*WHAT YOU ARE ASKED TO DO*. Retype all material exactly. Pictures stay out of the copy.

Excerpts from a figure dataset
* * *
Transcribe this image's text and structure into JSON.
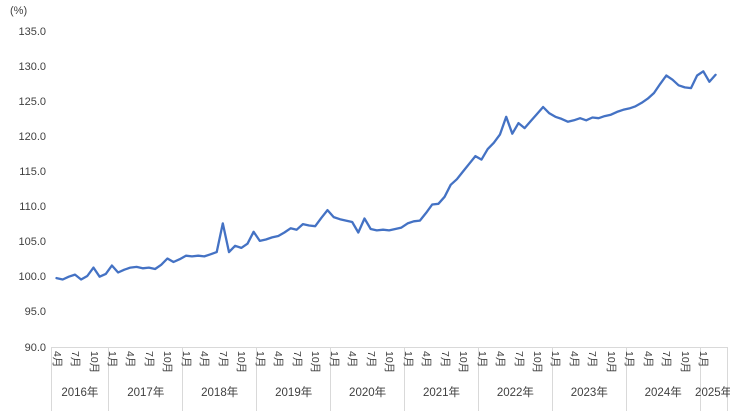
{
  "chart_data": {
    "type": "line",
    "title": "",
    "unit_label": "(%)",
    "ylabel": "",
    "xlabel": "",
    "ylim": [
      90,
      135
    ],
    "y_tick_labels": [
      "135.0",
      "130.0",
      "125.0",
      "120.0",
      "115.0",
      "110.0",
      "105.0",
      "100.0",
      "95.0",
      "90.0"
    ],
    "grid": "off",
    "legend": "none",
    "x_start": {
      "year": 2016,
      "month": 4
    },
    "x_end": {
      "year": 2025,
      "month": 3
    },
    "labeled_months": [
      1,
      4,
      7,
      10
    ],
    "month_suffix": "月",
    "year_suffix": "年",
    "x_tick_labels": [
      "4月",
      "7月",
      "10月",
      "1月",
      "4月",
      "7月",
      "10月",
      "1月",
      "4月",
      "7月",
      "10月",
      "1月",
      "4月",
      "7月",
      "10月",
      "1月",
      "4月",
      "7月",
      "10月",
      "1月",
      "4月",
      "7月",
      "10月",
      "1月",
      "4月",
      "7月",
      "10月",
      "1月",
      "4月",
      "7月",
      "10月",
      "1月",
      "4月",
      "7月",
      "10月",
      "1月"
    ],
    "year_labels": [
      "2016年",
      "2017年",
      "2018年",
      "2019年",
      "2020年",
      "2021年",
      "2022年",
      "2023年",
      "2024年",
      "2025年"
    ],
    "values": [
      99.9,
      99.7,
      100.1,
      100.4,
      99.7,
      100.2,
      101.4,
      100.1,
      100.5,
      101.7,
      100.7,
      101.1,
      101.4,
      101.5,
      101.3,
      101.4,
      101.2,
      101.8,
      102.7,
      102.2,
      102.6,
      103.1,
      103.0,
      103.1,
      103.0,
      103.3,
      103.6,
      107.7,
      103.6,
      104.5,
      104.2,
      104.8,
      106.5,
      105.2,
      105.4,
      105.7,
      105.9,
      106.4,
      107.0,
      106.8,
      107.6,
      107.4,
      107.3,
      108.5,
      109.6,
      108.6,
      108.3,
      108.1,
      107.9,
      106.4,
      108.4,
      106.9,
      106.7,
      106.8,
      106.7,
      106.9,
      107.1,
      107.7,
      108.0,
      108.1,
      109.2,
      110.4,
      110.5,
      111.5,
      113.2,
      114.0,
      115.1,
      116.2,
      117.3,
      116.8,
      118.3,
      119.2,
      120.4,
      122.9,
      120.5,
      122.0,
      121.3,
      122.3,
      123.3,
      124.3,
      123.4,
      122.9,
      122.6,
      122.2,
      122.4,
      122.7,
      122.4,
      122.8,
      122.7,
      123.0,
      123.2,
      123.6,
      123.9,
      124.1,
      124.4,
      124.9,
      125.5,
      126.3,
      127.6,
      128.8,
      128.2,
      127.4,
      127.1,
      127.0,
      128.8,
      129.4,
      127.9,
      128.9
    ],
    "colors": {
      "line": "#4472c4",
      "axis": "#d9d9d9",
      "text": "#404040",
      "background": "#ffffff"
    }
  }
}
* * *
*COMPLETE OUTPUT*.
Transcribe this image's text and structure into JSON.
{
  "chart_data": {
    "type": "line",
    "title": "",
    "unit_label": "(%)",
    "ylabel": "",
    "xlabel": "",
    "ylim": [
      90,
      135
    ],
    "y_tick_labels": [
      "135.0",
      "130.0",
      "125.0",
      "120.0",
      "115.0",
      "110.0",
      "105.0",
      "100.0",
      "95.0",
      "90.0"
    ],
    "grid": "off",
    "legend": "none",
    "x_start": {
      "year": 2016,
      "month": 4
    },
    "x_end": {
      "year": 2025,
      "month": 3
    },
    "labeled_months": [
      1,
      4,
      7,
      10
    ],
    "month_suffix": "月",
    "year_suffix": "年",
    "x_tick_labels": [
      "4月",
      "7月",
      "10月",
      "1月",
      "4月",
      "7月",
      "10月",
      "1月",
      "4月",
      "7月",
      "10月",
      "1月",
      "4月",
      "7月",
      "10月",
      "1月",
      "4月",
      "7月",
      "10月",
      "1月",
      "4月",
      "7月",
      "10月",
      "1月",
      "4月",
      "7月",
      "10月",
      "1月",
      "4月",
      "7月",
      "10月",
      "1月",
      "4月",
      "7月",
      "10月",
      "1月"
    ],
    "year_labels": [
      "2016年",
      "2017年",
      "2018年",
      "2019年",
      "2020年",
      "2021年",
      "2022年",
      "2023年",
      "2024年",
      "2025年"
    ],
    "values": [
      99.9,
      99.7,
      100.1,
      100.4,
      99.7,
      100.2,
      101.4,
      100.1,
      100.5,
      101.7,
      100.7,
      101.1,
      101.4,
      101.5,
      101.3,
      101.4,
      101.2,
      101.8,
      102.7,
      102.2,
      102.6,
      103.1,
      103.0,
      103.1,
      103.0,
      103.3,
      103.6,
      107.7,
      103.6,
      104.5,
      104.2,
      104.8,
      106.5,
      105.2,
      105.4,
      105.7,
      105.9,
      106.4,
      107.0,
      106.8,
      107.6,
      107.4,
      107.3,
      108.5,
      109.6,
      108.6,
      108.3,
      108.1,
      107.9,
      106.4,
      108.4,
      106.9,
      106.7,
      106.8,
      106.7,
      106.9,
      107.1,
      107.7,
      108.0,
      108.1,
      109.2,
      110.4,
      110.5,
      111.5,
      113.2,
      114.0,
      115.1,
      116.2,
      117.3,
      116.8,
      118.3,
      119.2,
      120.4,
      122.9,
      120.5,
      122.0,
      121.3,
      122.3,
      123.3,
      124.3,
      123.4,
      122.9,
      122.6,
      122.2,
      122.4,
      122.7,
      122.4,
      122.8,
      122.7,
      123.0,
      123.2,
      123.6,
      123.9,
      124.1,
      124.4,
      124.9,
      125.5,
      126.3,
      127.6,
      128.8,
      128.2,
      127.4,
      127.1,
      127.0,
      128.8,
      129.4,
      127.9,
      128.9
    ],
    "colors": {
      "line": "#4472c4",
      "axis": "#d9d9d9",
      "text": "#404040",
      "background": "#ffffff"
    }
  }
}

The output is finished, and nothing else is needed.